YOUR ASSIGNMENT
Could the listing below be reproduced exactly, minus its pictures?

TASK MATERIAL
>>

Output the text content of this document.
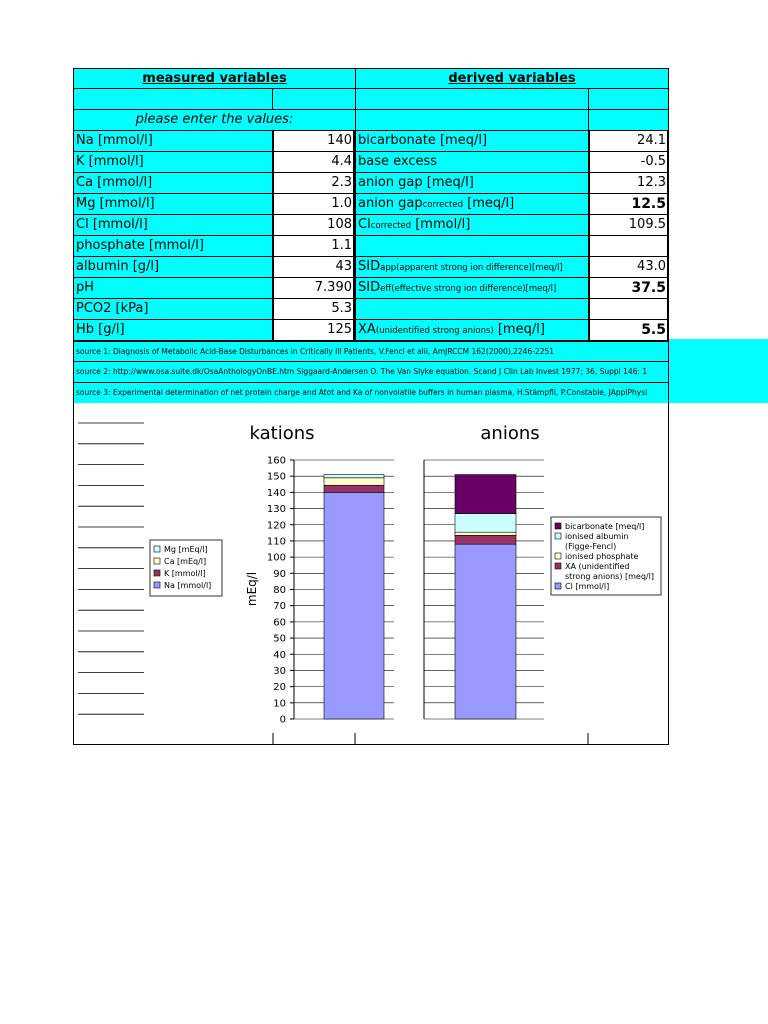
measured variables	derived variables
please enter the values:
Na [mmol/l]	140 bicarbonate [meq/l]	24.1
K [mmol/l]	4.4 base excess	-0.5
Ca [mmol/l]	2.3 anion gap [meq/l]	12.3
Mg [mmol/l]	1.0 anion gapcorrected [meq/l]	12.5
Cl [mmol/l]	108 Clcorrected [mmol/l]	109.5
phosphate [mmol/l]	1.1
albumin [g/l]	43 SIDapp(apparent strong ion difference)[meq/l]	43.0
pH	7.390 SIDeff(effective strong ion difference)[meq/l]	37.5
PCO2 [kPa]	5.3
Hb [g/l]	125 XA(unidentified strong anions) [meq/l]	5.5
source 1: Diagnosis of Metabolic Acid-Base Disturbances in Critically Ill Patients, V.Fencl et alii, AmJRCCM 162(2000),2246-2251
source 2: http://www.osa.suite.dk/OsaAnthologyOnBE.htm Siggaard-Andersen O. The Van Slyke equation. Scand J Clin Lab Invest 1977; 36, Suppl 146: 1
source 3: Experimental determination of net protein charge and Atot and Ka of nonvolatile buffers in human plasma, H.Stämpfli, P.Constable, JApplPhysi
0
10
20
30
40
50
60
70
80
90
100
110
120
130
140
150
160
mEq/l
kations	anions
Mg [mEq/l]
Ca [mEq/l]
K [mmol/l]
Na [mmol/l]
bicarbonate [meq/l]
ionised albumin
(Figge-Fencl)
ionised phosphate
XA (unidentified
strong anions) [meq/l]
Cl [mmol/l]
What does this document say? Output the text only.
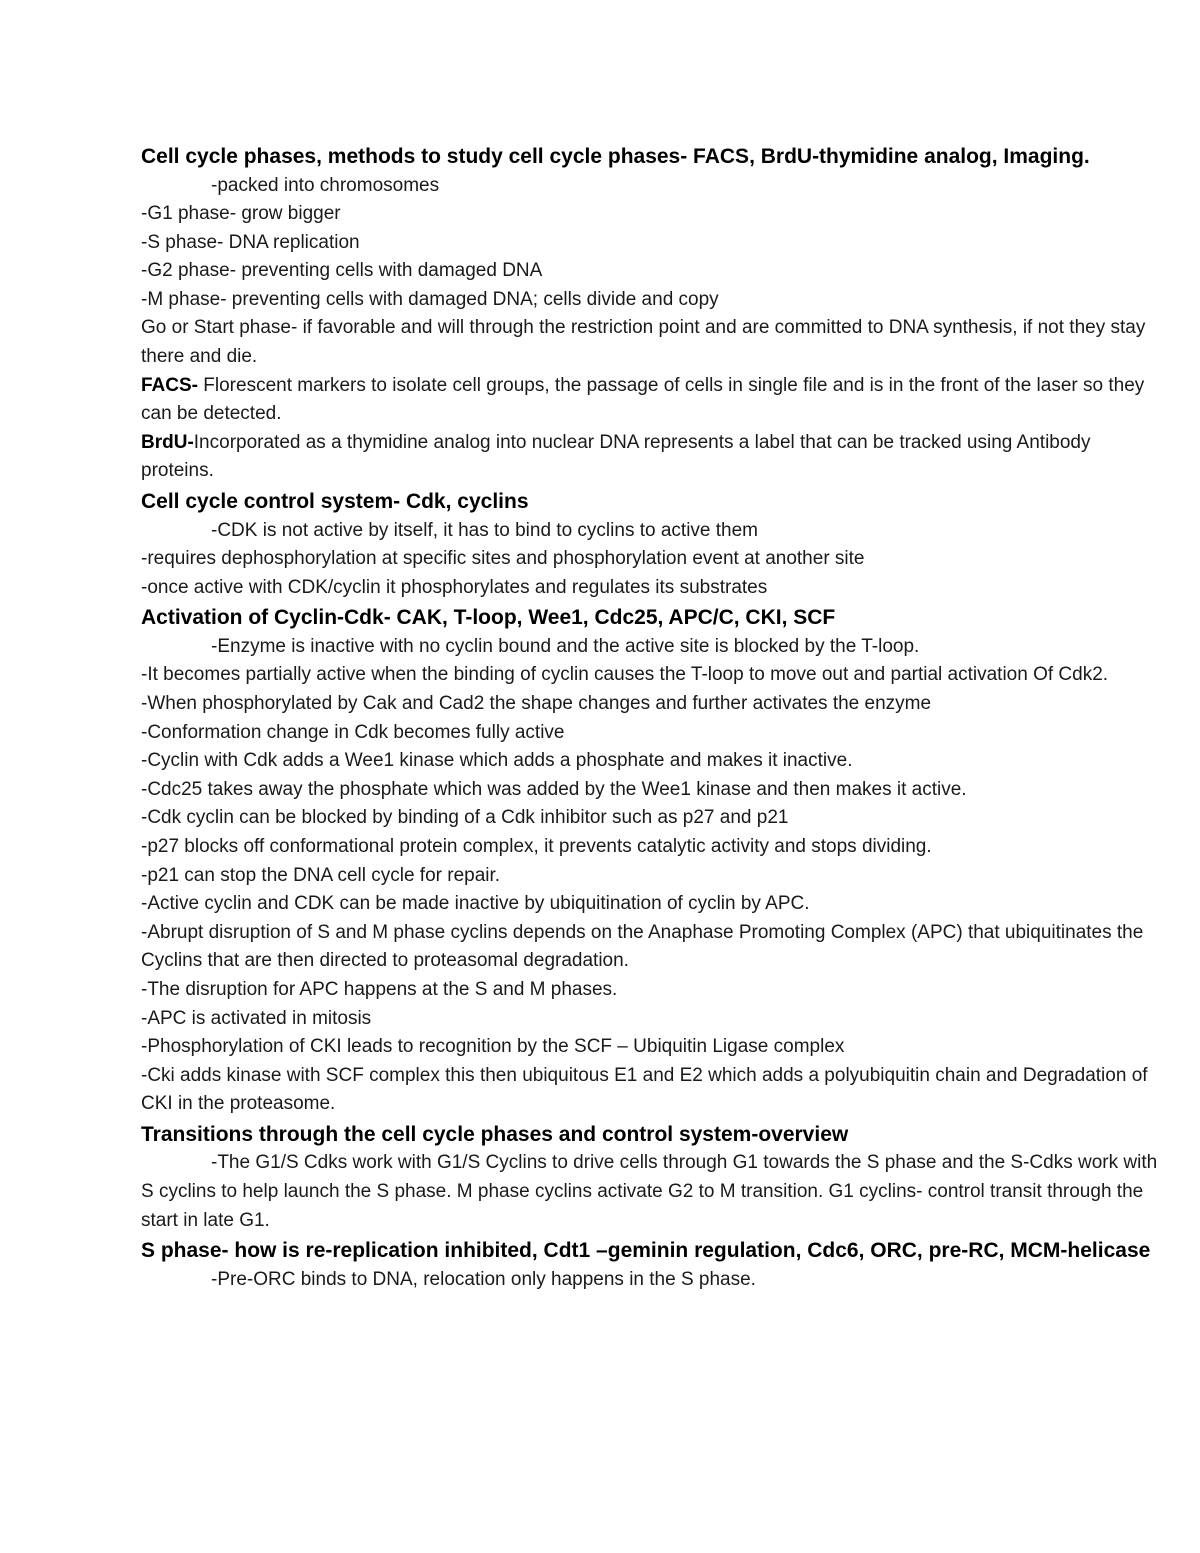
Cell cycle phases, methods to study cell cycle phases- FACS, BrdU-thymidine analog, Imaging.
-packed into chromosomes
-G1 phase- grow bigger
-S phase- DNA replication
-G2 phase- preventing cells with damaged DNA
-M phase- preventing cells with damaged DNA; cells divide and copy
Go or Start phase- if favorable and will through the restriction point and are committed to DNA synthesis, if not they stay there and die.
FACS- Florescent markers to isolate cell groups, the passage of cells in single file and is in the front of the laser so they can be detected.
BrdU-Incorporated as a thymidine analog into nuclear DNA represents a label that can be tracked using Antibody proteins.
Cell cycle control system- Cdk, cyclins
-CDK is not active by itself, it has to bind to cyclins to active them
-requires dephosphorylation at specific sites and phosphorylation event at another site
-once active with CDK/cyclin it phosphorylates and regulates its substrates
Activation of Cyclin-Cdk- CAK, T-loop, Wee1, Cdc25, APC/C, CKI, SCF
-Enzyme is inactive with no cyclin bound and the active site is blocked by the T-loop.
-It becomes partially active when the binding of cyclin causes the T-loop to move out and partial activation Of Cdk2.
-When phosphorylated by Cak and Cad2 the shape changes and further activates the enzyme
-Conformation change in Cdk becomes fully active
-Cyclin with Cdk adds a Wee1 kinase which adds a phosphate and makes it inactive.
-Cdc25 takes away the phosphate which was added by the Wee1 kinase and then makes it active.
-Cdk cyclin can be blocked by binding of a Cdk inhibitor such as p27 and p21
-p27 blocks off conformational protein complex, it prevents catalytic activity and stops dividing.
-p21 can stop the DNA cell cycle for repair.
-Active cyclin and CDK can be made inactive by ubiquitination of cyclin by APC.
-Abrupt disruption of S and M phase cyclins depends on the Anaphase Promoting Complex (APC) that ubiquitinates the Cyclins that are then directed to proteasomal degradation.
-The disruption for APC happens at the S and M phases.
-APC is activated in mitosis
-Phosphorylation of CKI leads to recognition by the SCF – Ubiquitin Ligase complex
-Cki adds kinase with SCF complex this then ubiquitous E1 and E2 which adds a polyubiquitin chain and Degradation of CKI in the proteasome.
Transitions through the cell cycle phases and control system-overview
-The G1/S Cdks work with G1/S Cyclins to drive cells through G1 towards the S phase and the S-Cdks work with S cyclins to help launch the S phase. M phase cyclins activate G2 to M transition. G1 cyclins- control transit through the start in late G1.
S phase- how is re-replication inhibited, Cdt1 –geminin regulation, Cdc6, ORC, pre-RC, MCM-helicase
-Pre-ORC binds to DNA, relocation only happens in the S phase.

<<

EXERCISE RESPONSE
Output the text content of this document.
measured variables	derived variables
please enter the values:
Na [mmol/l]	140 bicarbonate [meq/l]	24.1
K [mmol/l]	4.4 base excess	-0.5
Ca [mmol/l]	2.3 anion gap [meq/l]	12.3
Mg [mmol/l]	1.0 anion gapcorrected [meq/l]	12.5
Cl [mmol/l]	108 Clcorrected [mmol/l]	109.5
phosphate [mmol/l]	1.1
albumin [g/l]	43 SIDapp(apparent strong ion difference)[meq/l]	43.0
pH	7.390 SIDeff(effective strong ion difference)[meq/l]	37.5
PCO2 [kPa]	5.3
Hb [g/l]	125 XA(unidentified strong anions) [meq/l]	5.5
source 1: Diagnosis of Metabolic Acid-Base Disturbances in Critically Ill Patients, V.Fencl et alii, AmJRCCM 162(2000),2246-2251
source 2: http://www.osa.suite.dk/OsaAnthologyOnBE.htm Siggaard-Andersen O. The Van Slyke equation. Scand J Clin Lab Invest 1977; 36, Suppl 146: 1
source 3: Experimental determination of net protein charge and Atot and Ka of nonvolatile buffers in human plasma, H.Stämpfli, P.Constable, JApplPhysi
0
10
20
30
40
50
60
70
80
90
100
110
120
130
140
150
160
mEq/l
kations	anions
Mg [mEq/l]
Ca [mEq/l]
K [mmol/l]
Na [mmol/l]
bicarbonate [meq/l]
ionised albumin
(Figge-Fencl)
ionised phosphate
XA (unidentified
strong anions) [meq/l]
Cl [mmol/l]
What does this document say? Output the text only.
Cell cycle phases, methods to study cell cycle phases- FACS, BrdU-thymidine analog, Imaging.
-packed into chromosomes
-G1 phase- grow bigger
-S phase- DNA replication
-G2 phase- preventing cells with damaged DNA
-M phase- preventing cells with damaged DNA; cells divide and copy
Go or Start phase- if favorable and will through the restriction point and are committed to DNA synthesis, if not they stay there and die.
FACS- Florescent markers to isolate cell groups, the passage of cells in single file and is in the front of the laser so they can be detected.
BrdU-Incorporated as a thymidine analog into nuclear DNA represents a label that can be tracked using Antibody proteins.
Cell cycle control system- Cdk, cyclins
-CDK is not active by itself, it has to bind to cyclins to active them
-requires dephosphorylation at specific sites and phosphorylation event at another site
-once active with CDK/cyclin it phosphorylates and regulates its substrates
Activation of Cyclin-Cdk- CAK, T-loop, Wee1, Cdc25, APC/C, CKI, SCF
-Enzyme is inactive with no cyclin bound and the active site is blocked by the T-loop.
-It becomes partially active when the binding of cyclin causes the T-loop to move out and partial activation Of Cdk2.
-When phosphorylated by Cak and Cad2 the shape changes and further activates the enzyme
-Conformation change in Cdk becomes fully active
-Cyclin with Cdk adds a Wee1 kinase which adds a phosphate and makes it inactive.
-Cdc25 takes away the phosphate which was added by the Wee1 kinase and then makes it active.
-Cdk cyclin can be blocked by binding of a Cdk inhibitor such as p27 and p21
-p27 blocks off conformational protein complex, it prevents catalytic activity and stops dividing.
-p21 can stop the DNA cell cycle for repair.
-Active cyclin and CDK can be made inactive by ubiquitination of cyclin by APC.
-Abrupt disruption of S and M phase cyclins depends on the Anaphase Promoting Complex (APC) that ubiquitinates the Cyclins that are then directed to proteasomal degradation.
-The disruption for APC happens at the S and M phases.
-APC is activated in mitosis
-Phosphorylation of CKI leads to recognition by the SCF – Ubiquitin Ligase complex
-Cki adds kinase with SCF complex this then ubiquitous E1 and E2 which adds a polyubiquitin chain and Degradation of CKI in the proteasome.
Transitions through the cell cycle phases and control system-overview
-The G1/S Cdks work with G1/S Cyclins to drive cells through G1 towards the S phase and the S-Cdks work with S cyclins to help launch the S phase. M phase cyclins activate G2 to M transition. G1 cyclins- control transit through the start in late G1.
S phase- how is re-replication inhibited, Cdt1 –geminin regulation, Cdc6, ORC, pre-RC, MCM-helicase
-Pre-ORC binds to DNA, relocation only happens in the S phase.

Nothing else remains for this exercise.